*Work to be completed*. Copy everything in the material from the line containing "Extract all elements" down to the line containing "package-item[interactable]: PyQt5-comet [12,278,299,302]", replacing "package-item" with "package-entry" and changing nothing else.
▬▬▬
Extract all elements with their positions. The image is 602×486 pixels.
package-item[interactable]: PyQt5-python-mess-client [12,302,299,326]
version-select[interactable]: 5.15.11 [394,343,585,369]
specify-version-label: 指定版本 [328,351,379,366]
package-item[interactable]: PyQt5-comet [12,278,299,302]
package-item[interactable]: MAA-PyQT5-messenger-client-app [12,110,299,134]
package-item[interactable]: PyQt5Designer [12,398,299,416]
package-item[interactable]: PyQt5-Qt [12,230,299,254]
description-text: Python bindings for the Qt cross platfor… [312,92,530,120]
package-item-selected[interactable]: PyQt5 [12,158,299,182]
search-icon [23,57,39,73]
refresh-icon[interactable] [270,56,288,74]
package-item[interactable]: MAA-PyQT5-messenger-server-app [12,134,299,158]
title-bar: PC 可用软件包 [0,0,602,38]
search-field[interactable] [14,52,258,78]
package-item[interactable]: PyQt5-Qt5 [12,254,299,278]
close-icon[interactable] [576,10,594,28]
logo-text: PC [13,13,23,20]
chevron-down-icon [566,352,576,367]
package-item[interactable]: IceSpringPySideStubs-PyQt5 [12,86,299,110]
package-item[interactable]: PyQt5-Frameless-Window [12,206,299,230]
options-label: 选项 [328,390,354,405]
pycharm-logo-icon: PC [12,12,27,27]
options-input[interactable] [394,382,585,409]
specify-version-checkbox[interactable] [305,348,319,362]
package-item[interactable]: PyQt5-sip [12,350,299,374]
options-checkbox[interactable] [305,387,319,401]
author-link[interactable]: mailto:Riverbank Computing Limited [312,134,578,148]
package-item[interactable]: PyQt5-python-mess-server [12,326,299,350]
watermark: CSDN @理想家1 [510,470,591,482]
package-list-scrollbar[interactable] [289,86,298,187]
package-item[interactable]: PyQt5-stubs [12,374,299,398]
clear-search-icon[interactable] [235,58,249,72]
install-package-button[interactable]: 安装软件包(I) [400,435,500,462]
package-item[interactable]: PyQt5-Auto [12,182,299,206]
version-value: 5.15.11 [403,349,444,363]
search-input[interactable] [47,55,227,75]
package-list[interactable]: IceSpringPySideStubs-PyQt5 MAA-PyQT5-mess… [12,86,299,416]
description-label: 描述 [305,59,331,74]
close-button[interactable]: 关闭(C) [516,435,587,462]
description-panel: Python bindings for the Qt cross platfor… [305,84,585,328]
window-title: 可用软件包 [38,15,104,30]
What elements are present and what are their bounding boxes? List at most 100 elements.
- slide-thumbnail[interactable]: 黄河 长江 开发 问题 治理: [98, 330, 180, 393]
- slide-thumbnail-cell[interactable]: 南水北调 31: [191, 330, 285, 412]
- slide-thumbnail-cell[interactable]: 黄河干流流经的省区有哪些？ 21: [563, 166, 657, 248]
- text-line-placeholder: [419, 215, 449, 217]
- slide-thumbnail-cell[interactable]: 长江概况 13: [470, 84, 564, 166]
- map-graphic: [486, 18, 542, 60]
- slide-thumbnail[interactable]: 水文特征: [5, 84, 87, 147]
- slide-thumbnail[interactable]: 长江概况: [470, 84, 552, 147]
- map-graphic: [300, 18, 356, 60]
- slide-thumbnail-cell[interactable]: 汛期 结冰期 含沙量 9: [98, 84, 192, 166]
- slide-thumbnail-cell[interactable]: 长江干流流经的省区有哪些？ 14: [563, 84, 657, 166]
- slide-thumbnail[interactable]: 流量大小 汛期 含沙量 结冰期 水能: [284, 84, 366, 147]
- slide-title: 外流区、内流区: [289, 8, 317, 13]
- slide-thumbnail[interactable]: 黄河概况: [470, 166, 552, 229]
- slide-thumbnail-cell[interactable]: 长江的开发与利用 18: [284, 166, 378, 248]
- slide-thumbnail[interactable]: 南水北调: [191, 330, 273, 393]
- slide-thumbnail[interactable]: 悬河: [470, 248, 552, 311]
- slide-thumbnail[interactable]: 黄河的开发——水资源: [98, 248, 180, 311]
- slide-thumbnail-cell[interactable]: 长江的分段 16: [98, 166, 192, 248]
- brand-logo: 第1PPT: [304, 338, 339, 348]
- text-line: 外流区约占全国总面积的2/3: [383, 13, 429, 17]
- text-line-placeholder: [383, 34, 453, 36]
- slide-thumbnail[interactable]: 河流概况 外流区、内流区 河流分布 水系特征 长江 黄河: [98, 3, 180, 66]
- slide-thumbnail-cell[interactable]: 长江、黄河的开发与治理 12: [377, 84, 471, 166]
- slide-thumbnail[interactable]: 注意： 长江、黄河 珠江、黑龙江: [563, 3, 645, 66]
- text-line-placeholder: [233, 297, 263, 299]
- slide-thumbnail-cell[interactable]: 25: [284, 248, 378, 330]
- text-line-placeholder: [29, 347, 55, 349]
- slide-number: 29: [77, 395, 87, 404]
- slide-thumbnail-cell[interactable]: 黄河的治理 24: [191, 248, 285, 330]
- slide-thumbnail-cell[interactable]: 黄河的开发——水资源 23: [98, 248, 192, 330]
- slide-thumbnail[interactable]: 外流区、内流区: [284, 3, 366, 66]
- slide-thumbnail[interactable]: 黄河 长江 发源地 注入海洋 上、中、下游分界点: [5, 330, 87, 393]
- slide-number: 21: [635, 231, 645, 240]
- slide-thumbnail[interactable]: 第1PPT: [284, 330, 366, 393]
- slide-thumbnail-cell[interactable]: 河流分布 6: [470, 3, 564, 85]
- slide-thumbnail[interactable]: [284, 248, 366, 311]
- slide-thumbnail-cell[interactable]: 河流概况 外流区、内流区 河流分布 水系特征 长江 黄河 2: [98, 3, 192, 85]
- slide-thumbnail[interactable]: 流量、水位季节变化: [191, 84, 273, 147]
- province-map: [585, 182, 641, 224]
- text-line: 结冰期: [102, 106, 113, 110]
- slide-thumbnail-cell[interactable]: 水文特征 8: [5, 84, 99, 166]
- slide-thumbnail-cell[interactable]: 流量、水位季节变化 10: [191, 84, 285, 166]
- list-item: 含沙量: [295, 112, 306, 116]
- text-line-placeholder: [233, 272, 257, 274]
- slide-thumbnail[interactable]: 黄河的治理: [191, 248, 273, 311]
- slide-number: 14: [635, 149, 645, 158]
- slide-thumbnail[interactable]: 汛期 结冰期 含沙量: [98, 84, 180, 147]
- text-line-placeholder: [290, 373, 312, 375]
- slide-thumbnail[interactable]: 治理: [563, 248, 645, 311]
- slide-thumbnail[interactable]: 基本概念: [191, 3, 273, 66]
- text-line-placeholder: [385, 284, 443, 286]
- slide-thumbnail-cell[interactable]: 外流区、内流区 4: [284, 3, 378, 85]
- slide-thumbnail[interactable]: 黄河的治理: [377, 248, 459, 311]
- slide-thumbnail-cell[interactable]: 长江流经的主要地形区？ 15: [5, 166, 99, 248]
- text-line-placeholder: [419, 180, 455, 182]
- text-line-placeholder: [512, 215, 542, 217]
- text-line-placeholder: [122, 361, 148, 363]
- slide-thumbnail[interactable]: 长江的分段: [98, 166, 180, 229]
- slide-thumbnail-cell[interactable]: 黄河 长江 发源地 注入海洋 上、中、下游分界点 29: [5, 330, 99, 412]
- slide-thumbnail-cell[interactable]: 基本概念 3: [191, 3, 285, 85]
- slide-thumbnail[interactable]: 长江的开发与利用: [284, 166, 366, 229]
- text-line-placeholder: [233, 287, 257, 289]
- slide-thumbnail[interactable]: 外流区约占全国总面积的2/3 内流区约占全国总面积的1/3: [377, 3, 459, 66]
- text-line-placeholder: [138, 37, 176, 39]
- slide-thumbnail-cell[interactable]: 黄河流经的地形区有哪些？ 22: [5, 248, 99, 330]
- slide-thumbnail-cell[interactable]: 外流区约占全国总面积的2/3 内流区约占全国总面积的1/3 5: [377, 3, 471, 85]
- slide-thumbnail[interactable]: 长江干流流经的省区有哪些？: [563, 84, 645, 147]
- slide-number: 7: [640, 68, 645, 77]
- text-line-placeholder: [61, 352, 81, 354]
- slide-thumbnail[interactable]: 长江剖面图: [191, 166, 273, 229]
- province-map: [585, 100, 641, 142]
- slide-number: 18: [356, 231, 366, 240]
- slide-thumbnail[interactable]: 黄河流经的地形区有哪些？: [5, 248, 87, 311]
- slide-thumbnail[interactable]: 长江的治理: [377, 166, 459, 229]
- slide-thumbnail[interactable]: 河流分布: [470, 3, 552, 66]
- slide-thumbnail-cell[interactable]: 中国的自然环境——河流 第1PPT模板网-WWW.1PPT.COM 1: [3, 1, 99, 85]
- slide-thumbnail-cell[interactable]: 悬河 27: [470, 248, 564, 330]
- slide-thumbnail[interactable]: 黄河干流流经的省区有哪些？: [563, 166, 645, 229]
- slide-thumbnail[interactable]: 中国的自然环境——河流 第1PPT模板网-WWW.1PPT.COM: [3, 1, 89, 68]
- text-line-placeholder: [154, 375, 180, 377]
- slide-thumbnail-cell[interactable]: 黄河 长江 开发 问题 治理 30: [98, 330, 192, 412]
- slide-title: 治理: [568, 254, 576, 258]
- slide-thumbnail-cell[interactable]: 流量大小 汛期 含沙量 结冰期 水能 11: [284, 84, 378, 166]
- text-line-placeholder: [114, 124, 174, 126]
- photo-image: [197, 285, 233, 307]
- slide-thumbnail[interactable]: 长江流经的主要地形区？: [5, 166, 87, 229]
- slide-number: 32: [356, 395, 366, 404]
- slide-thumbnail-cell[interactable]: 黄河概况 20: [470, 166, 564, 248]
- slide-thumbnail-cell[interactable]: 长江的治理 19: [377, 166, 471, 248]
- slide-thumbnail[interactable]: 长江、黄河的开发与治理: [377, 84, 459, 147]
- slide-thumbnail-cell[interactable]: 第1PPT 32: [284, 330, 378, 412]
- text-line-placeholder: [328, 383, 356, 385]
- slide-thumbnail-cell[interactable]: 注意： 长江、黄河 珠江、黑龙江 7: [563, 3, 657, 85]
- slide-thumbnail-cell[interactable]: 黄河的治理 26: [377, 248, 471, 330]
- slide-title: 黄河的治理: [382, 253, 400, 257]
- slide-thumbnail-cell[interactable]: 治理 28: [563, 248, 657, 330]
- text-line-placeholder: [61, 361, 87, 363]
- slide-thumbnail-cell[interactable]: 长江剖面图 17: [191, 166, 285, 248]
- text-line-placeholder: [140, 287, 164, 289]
▬▬▬
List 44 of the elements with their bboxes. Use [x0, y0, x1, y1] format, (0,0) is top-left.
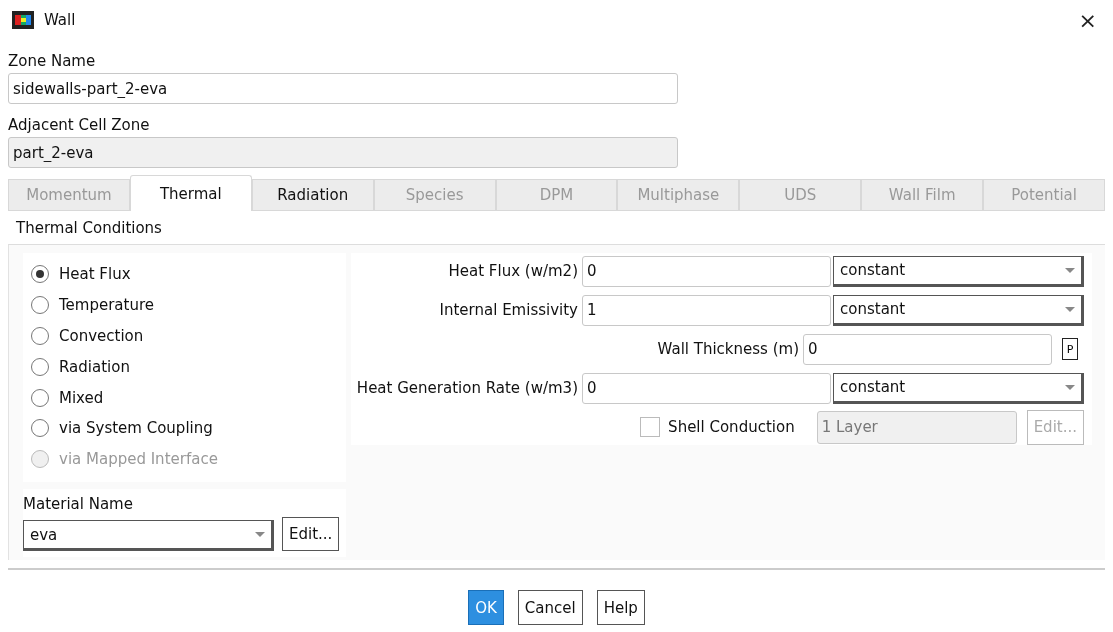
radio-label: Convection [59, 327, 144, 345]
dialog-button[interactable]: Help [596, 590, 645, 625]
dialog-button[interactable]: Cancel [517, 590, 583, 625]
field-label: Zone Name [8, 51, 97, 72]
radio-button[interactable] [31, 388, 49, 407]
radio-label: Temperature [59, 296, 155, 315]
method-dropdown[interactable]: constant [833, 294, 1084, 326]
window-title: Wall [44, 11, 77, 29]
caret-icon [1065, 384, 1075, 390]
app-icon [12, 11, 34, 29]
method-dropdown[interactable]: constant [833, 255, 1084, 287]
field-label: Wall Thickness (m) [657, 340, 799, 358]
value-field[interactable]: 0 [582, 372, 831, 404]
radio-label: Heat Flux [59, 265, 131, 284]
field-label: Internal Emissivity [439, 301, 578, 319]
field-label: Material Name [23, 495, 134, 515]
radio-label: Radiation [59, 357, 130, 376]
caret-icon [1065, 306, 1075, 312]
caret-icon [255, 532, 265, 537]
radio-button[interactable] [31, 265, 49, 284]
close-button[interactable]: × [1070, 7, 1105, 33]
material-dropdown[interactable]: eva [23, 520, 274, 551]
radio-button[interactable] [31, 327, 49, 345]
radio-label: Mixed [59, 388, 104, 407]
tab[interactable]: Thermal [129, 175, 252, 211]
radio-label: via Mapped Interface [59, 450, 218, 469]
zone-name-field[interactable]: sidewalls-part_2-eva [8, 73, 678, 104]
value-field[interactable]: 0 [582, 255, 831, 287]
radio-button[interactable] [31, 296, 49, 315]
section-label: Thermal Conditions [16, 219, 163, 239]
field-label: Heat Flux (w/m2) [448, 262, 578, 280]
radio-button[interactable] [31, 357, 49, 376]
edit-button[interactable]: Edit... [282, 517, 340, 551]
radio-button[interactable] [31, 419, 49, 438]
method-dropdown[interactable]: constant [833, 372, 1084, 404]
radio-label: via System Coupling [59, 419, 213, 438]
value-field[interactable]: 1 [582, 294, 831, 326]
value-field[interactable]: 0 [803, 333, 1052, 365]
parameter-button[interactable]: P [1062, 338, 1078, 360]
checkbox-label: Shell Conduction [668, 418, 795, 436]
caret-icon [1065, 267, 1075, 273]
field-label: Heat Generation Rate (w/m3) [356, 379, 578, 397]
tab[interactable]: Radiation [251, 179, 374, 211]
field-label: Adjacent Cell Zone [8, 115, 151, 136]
▬▬▬
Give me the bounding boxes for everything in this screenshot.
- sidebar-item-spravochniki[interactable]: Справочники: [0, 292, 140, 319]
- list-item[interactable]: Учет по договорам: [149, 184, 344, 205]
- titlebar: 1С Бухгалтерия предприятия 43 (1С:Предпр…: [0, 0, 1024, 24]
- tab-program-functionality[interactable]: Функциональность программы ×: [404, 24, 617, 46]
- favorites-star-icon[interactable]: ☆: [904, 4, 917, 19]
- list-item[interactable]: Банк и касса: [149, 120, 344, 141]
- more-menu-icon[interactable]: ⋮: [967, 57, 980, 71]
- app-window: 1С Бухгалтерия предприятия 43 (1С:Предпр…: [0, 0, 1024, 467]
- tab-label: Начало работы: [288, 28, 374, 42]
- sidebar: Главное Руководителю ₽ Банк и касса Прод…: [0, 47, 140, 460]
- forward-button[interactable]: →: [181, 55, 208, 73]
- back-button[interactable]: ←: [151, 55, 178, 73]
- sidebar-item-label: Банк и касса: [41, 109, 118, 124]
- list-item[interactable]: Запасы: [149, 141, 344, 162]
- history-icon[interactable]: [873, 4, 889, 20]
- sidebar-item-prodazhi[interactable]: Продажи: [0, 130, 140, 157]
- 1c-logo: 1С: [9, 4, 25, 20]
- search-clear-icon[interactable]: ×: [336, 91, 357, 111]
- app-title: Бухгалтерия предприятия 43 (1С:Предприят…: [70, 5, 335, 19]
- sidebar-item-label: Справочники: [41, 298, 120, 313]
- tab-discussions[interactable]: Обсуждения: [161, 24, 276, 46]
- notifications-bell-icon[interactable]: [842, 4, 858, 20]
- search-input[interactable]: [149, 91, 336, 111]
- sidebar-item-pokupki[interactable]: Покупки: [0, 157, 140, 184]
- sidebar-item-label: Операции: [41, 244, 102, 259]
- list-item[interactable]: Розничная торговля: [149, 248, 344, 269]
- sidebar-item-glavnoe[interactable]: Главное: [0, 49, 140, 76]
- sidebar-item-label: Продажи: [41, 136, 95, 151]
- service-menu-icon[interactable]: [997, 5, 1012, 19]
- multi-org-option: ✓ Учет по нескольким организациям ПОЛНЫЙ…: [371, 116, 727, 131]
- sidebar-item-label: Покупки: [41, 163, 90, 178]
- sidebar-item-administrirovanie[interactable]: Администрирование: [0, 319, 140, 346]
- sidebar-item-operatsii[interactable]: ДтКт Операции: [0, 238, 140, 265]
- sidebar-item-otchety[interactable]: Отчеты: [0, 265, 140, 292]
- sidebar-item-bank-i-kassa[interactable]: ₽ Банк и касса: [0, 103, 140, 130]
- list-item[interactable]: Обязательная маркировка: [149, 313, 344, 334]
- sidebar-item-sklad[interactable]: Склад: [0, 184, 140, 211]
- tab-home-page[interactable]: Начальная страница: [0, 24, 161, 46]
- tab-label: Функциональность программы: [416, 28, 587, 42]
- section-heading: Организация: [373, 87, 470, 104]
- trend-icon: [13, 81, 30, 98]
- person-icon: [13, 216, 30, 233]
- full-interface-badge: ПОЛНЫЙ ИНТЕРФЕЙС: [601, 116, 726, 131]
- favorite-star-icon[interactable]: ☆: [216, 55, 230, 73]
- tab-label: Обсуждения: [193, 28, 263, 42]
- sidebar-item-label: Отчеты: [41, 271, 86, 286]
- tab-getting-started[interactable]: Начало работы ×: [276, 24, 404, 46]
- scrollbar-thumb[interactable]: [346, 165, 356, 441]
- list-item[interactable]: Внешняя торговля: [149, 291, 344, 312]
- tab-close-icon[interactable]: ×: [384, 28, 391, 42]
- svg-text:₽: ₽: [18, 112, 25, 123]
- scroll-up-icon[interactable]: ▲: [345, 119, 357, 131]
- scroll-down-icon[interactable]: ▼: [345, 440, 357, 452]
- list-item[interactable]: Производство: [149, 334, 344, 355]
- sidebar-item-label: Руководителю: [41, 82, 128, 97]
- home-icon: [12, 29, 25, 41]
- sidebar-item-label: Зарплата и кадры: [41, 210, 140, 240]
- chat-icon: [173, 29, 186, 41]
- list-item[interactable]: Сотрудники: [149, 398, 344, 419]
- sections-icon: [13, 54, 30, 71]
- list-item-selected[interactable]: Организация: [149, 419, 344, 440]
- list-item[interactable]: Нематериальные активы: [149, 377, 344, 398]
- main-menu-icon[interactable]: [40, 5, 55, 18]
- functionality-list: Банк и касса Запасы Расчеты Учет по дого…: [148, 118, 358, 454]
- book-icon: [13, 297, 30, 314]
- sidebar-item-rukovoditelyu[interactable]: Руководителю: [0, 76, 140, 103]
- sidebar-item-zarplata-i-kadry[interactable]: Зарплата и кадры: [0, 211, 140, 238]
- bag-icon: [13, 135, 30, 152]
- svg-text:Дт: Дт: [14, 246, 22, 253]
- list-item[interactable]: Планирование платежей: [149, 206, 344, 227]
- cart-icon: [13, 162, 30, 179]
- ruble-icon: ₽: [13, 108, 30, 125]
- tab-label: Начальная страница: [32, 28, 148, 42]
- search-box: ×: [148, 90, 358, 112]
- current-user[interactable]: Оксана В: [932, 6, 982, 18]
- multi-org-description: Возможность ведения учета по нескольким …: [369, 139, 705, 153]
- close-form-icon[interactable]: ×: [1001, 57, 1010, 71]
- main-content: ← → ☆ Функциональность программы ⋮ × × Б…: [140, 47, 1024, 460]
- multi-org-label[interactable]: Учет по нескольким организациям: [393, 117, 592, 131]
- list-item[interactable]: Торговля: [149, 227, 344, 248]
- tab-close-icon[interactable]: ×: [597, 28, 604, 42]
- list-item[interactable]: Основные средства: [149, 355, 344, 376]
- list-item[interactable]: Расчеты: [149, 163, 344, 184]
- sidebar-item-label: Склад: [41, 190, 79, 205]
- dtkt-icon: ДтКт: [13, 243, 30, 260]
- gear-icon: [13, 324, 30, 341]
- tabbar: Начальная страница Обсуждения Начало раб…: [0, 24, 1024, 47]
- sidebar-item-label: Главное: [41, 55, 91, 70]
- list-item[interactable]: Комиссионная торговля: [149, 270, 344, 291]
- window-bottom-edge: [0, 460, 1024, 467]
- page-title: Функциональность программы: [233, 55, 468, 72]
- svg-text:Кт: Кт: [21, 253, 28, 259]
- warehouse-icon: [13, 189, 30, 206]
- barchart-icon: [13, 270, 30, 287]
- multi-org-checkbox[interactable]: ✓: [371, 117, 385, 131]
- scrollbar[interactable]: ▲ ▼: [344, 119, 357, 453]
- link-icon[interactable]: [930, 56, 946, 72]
▬▬▬
*Output for this task*.
Extract all elements with their positions. The image is 602×486 pixels.
package-entry[interactable]: PyQt5-python-mess-client [12,302,299,326]
version-select[interactable]: 5.15.11 [394,343,585,369]
specify-version-label: 指定版本 [328,351,379,366]
package-entry[interactable]: PyQt5-comet [12,278,299,302]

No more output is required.